*WRITTEN TASK*: Please print the full listing exactly.

**** RECORDS PROVIDED ****

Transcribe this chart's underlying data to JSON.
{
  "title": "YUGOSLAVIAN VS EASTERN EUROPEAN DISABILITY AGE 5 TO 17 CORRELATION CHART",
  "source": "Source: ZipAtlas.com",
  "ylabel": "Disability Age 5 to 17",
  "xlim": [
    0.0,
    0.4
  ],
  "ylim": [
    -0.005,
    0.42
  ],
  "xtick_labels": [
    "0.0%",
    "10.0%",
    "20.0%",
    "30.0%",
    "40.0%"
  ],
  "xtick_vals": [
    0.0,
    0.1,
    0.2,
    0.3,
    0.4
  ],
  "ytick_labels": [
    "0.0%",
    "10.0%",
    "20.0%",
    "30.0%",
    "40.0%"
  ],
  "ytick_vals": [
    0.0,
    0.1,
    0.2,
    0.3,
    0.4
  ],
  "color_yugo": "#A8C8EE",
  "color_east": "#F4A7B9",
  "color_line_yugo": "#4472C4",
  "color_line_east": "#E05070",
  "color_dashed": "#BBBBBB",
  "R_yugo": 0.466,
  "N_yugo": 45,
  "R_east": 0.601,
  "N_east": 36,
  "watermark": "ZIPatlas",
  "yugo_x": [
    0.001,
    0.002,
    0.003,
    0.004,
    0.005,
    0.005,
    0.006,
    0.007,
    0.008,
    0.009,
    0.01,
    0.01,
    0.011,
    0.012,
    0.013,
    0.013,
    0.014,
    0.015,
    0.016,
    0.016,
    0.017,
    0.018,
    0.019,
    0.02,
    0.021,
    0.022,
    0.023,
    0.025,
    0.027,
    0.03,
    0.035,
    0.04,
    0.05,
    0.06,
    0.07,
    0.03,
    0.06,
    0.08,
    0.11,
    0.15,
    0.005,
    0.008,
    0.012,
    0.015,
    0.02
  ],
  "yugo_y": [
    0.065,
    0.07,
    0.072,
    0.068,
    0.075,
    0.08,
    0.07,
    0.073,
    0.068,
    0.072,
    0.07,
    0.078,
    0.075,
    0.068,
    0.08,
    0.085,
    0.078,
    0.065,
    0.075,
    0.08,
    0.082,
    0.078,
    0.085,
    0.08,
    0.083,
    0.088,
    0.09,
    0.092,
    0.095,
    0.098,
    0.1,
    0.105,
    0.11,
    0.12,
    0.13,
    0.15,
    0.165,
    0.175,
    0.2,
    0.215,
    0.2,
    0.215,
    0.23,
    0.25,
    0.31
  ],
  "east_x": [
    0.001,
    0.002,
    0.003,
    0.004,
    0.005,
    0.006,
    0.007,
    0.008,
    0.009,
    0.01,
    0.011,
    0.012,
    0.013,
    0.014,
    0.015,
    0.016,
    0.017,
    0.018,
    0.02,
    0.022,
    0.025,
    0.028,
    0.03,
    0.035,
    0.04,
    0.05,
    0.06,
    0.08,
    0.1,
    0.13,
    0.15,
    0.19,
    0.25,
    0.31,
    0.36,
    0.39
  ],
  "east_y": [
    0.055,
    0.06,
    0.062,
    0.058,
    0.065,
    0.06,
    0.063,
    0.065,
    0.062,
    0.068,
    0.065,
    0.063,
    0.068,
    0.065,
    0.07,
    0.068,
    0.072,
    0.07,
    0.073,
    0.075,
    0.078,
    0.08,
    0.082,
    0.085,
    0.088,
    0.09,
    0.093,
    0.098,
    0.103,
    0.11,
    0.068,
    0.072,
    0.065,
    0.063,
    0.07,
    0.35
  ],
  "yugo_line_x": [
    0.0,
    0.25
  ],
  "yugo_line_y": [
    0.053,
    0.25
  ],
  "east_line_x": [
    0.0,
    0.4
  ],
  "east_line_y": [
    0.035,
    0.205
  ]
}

****

*FINISHED TASK*:
Transcribe this chart's underlying data to JSON.
{
  "title": "YUGOSLAVIAN VS EASTERN EUROPEAN DISABILITY AGE 5 TO 17 CORRELATION CHART",
  "source": "Source: ZipAtlas.com",
  "ylabel": "Disability Age 5 to 17",
  "xlim": [
    0.0,
    0.4
  ],
  "ylim": [
    -0.005,
    0.42
  ],
  "xtick_labels": [
    "0.0%",
    "10.0%",
    "20.0%",
    "30.0%",
    "40.0%"
  ],
  "xtick_vals": [
    0.0,
    0.1,
    0.2,
    0.3,
    0.4
  ],
  "ytick_labels": [
    "0.0%",
    "10.0%",
    "20.0%",
    "30.0%",
    "40.0%"
  ],
  "ytick_vals": [
    0.0,
    0.1,
    0.2,
    0.3,
    0.4
  ],
  "color_yugo": "#A8C8EE",
  "color_east": "#F4A7B9",
  "color_line_yugo": "#4472C4",
  "color_line_east": "#E05070",
  "color_dashed": "#BBBBBB",
  "R_yugo": 0.466,
  "N_yugo": 45,
  "R_east": 0.601,
  "N_east": 36,
  "watermark": "ZIPatlas",
  "yugo_x": [
    0.001,
    0.002,
    0.003,
    0.004,
    0.005,
    0.005,
    0.006,
    0.007,
    0.008,
    0.009,
    0.01,
    0.01,
    0.011,
    0.012,
    0.013,
    0.013,
    0.014,
    0.015,
    0.016,
    0.016,
    0.017,
    0.018,
    0.019,
    0.02,
    0.021,
    0.022,
    0.023,
    0.025,
    0.027,
    0.03,
    0.035,
    0.04,
    0.05,
    0.06,
    0.07,
    0.03,
    0.06,
    0.08,
    0.11,
    0.15,
    0.005,
    0.008,
    0.012,
    0.015,
    0.02
  ],
  "yugo_y": [
    0.065,
    0.07,
    0.072,
    0.068,
    0.075,
    0.08,
    0.07,
    0.073,
    0.068,
    0.072,
    0.07,
    0.078,
    0.075,
    0.068,
    0.08,
    0.085,
    0.078,
    0.065,
    0.075,
    0.08,
    0.082,
    0.078,
    0.085,
    0.08,
    0.083,
    0.088,
    0.09,
    0.092,
    0.095,
    0.098,
    0.1,
    0.105,
    0.11,
    0.12,
    0.13,
    0.15,
    0.165,
    0.175,
    0.2,
    0.215,
    0.2,
    0.215,
    0.23,
    0.25,
    0.31
  ],
  "east_x": [
    0.001,
    0.002,
    0.003,
    0.004,
    0.005,
    0.006,
    0.007,
    0.008,
    0.009,
    0.01,
    0.011,
    0.012,
    0.013,
    0.014,
    0.015,
    0.016,
    0.017,
    0.018,
    0.02,
    0.022,
    0.025,
    0.028,
    0.03,
    0.035,
    0.04,
    0.05,
    0.06,
    0.08,
    0.1,
    0.13,
    0.15,
    0.19,
    0.25,
    0.31,
    0.36,
    0.39
  ],
  "east_y": [
    0.055,
    0.06,
    0.062,
    0.058,
    0.065,
    0.06,
    0.063,
    0.065,
    0.062,
    0.068,
    0.065,
    0.063,
    0.068,
    0.065,
    0.07,
    0.068,
    0.072,
    0.07,
    0.073,
    0.075,
    0.078,
    0.08,
    0.082,
    0.085,
    0.088,
    0.09,
    0.093,
    0.098,
    0.103,
    0.11,
    0.068,
    0.072,
    0.065,
    0.063,
    0.07,
    0.35
  ],
  "yugo_line_x": [
    0.0,
    0.25
  ],
  "yugo_line_y": [
    0.053,
    0.25
  ],
  "east_line_x": [
    0.0,
    0.4
  ],
  "east_line_y": [
    0.035,
    0.205
  ]
}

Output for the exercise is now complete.